* [PROBLEM TO WORK ON]
Collect from the data below each line with "frac".

* [RECORDS SHOWN]
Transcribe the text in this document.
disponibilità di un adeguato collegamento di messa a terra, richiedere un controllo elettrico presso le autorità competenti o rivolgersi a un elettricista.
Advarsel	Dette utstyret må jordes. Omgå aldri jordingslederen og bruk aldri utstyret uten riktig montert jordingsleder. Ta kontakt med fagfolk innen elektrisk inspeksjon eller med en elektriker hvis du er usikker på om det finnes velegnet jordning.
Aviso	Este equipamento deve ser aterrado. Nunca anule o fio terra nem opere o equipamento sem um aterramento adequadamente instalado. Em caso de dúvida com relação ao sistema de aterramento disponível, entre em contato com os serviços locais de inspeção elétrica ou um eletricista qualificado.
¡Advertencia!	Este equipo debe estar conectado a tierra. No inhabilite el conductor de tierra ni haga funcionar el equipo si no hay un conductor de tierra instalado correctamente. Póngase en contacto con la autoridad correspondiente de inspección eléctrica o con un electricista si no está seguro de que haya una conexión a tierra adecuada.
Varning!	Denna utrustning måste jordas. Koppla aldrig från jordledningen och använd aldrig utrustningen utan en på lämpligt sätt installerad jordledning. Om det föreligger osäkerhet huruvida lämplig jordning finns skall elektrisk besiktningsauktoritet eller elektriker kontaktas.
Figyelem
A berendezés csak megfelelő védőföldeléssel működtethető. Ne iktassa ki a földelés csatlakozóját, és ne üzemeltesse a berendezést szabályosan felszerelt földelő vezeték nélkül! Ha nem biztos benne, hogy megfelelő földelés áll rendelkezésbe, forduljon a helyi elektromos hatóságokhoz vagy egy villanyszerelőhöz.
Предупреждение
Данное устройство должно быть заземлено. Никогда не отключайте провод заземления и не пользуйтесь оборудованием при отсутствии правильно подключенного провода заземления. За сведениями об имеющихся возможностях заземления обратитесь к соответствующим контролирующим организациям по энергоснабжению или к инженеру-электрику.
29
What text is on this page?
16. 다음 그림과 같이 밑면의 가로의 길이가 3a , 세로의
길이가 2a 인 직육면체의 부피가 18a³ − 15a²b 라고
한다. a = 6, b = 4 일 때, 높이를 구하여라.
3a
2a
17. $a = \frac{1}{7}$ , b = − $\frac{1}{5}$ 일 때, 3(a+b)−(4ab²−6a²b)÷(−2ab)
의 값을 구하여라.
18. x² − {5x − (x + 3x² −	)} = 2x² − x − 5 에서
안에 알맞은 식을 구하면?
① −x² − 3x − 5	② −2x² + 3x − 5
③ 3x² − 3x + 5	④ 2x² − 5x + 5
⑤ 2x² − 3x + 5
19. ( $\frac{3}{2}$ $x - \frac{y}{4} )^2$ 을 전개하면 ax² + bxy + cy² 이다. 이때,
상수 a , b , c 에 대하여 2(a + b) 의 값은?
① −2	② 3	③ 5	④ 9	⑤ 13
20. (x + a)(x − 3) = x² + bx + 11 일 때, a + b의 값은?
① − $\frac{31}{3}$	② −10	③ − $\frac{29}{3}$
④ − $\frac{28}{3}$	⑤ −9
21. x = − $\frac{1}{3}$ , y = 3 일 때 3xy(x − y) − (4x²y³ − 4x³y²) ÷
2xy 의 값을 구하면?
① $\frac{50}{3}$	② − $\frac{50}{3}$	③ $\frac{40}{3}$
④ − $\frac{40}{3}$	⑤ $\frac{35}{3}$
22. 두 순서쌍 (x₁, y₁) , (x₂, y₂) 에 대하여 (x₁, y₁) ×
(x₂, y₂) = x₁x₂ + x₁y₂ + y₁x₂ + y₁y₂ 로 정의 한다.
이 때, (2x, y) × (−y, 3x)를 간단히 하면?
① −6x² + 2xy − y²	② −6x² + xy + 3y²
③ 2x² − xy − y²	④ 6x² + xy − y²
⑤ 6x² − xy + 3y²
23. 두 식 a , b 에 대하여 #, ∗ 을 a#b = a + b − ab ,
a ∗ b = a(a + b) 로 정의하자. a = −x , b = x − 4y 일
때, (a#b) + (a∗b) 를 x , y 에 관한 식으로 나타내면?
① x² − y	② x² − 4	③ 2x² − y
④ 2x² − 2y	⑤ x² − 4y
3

...

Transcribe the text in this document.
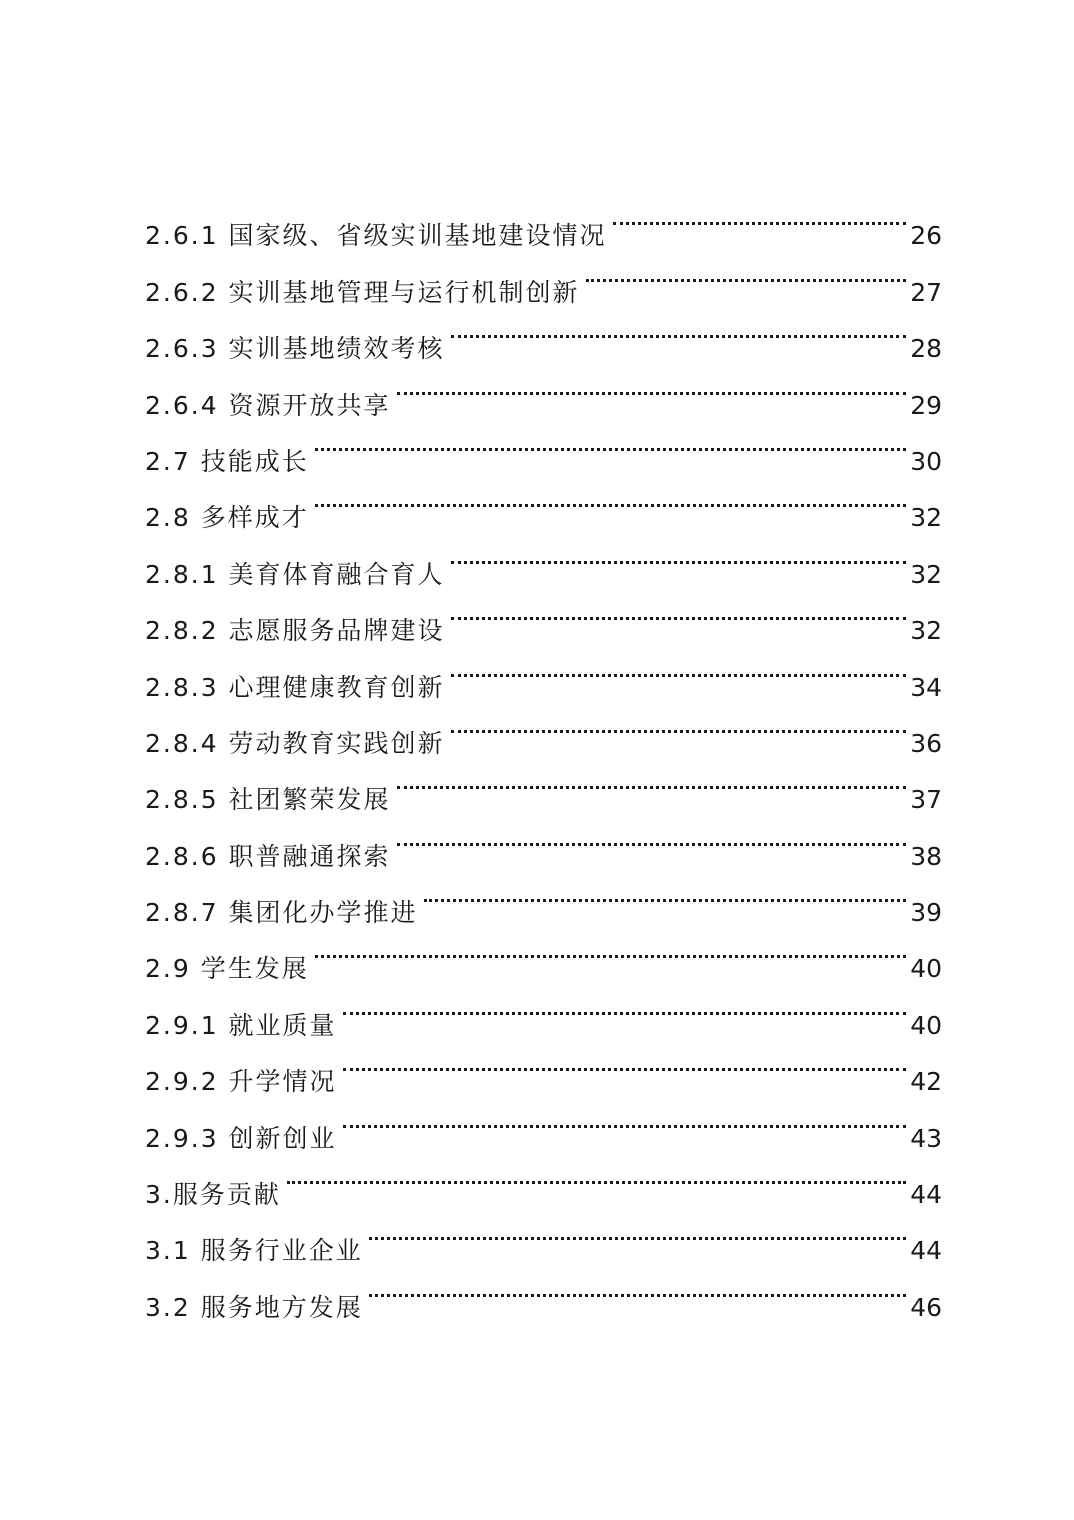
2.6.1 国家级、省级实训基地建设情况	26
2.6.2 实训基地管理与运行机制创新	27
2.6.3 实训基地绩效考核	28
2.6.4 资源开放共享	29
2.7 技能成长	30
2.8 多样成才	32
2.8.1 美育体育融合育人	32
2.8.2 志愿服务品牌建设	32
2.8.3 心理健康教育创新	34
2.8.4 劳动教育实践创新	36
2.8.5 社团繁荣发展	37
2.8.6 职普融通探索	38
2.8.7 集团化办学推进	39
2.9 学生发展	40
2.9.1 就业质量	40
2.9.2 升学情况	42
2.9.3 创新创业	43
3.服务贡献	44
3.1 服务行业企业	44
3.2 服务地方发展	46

==

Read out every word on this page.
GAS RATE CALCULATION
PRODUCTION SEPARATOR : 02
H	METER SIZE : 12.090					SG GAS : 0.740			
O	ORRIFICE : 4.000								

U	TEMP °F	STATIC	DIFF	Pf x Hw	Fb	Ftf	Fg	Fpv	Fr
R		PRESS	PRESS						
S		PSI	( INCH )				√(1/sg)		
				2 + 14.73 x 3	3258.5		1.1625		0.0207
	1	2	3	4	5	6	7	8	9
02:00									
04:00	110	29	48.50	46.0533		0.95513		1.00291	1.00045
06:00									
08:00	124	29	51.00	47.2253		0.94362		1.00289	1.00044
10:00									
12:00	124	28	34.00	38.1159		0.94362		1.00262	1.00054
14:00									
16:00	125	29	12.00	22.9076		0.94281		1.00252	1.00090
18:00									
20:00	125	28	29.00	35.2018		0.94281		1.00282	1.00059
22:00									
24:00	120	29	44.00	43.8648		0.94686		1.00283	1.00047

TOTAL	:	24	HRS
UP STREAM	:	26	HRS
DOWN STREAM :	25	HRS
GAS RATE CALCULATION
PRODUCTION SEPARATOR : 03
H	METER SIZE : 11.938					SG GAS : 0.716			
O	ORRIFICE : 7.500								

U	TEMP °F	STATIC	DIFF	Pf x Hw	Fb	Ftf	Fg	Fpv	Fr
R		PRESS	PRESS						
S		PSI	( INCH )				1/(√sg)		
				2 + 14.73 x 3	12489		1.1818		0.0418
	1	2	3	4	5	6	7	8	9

* [RESULT OF THIS EXERCISE]
17. $a = \frac{1}{7}$ , b = − $\frac{1}{5}$ 일 때, 3(a+b)−(4ab²−6a²b)÷(−2ab)
19. ( $\frac{3}{2}$ $x - \frac{y}{4} )^2$ 을 전개하면 ax² + bxy + cy² 이다. 이때,
① − $\frac{31}{3}$	② −10	③ − $\frac{29}{3}$
④ − $\frac{28}{3}$	⑤ −9
21. x = − $\frac{1}{3}$ , y = 3 일 때 3xy(x − y) − (4x²y³ − 4x³y²) ÷
① $\frac{50}{3}$	② − $\frac{50}{3}$	③ $\frac{40}{3}$
④ − $\frac{40}{3}$	⑤ $\frac{35}{3}$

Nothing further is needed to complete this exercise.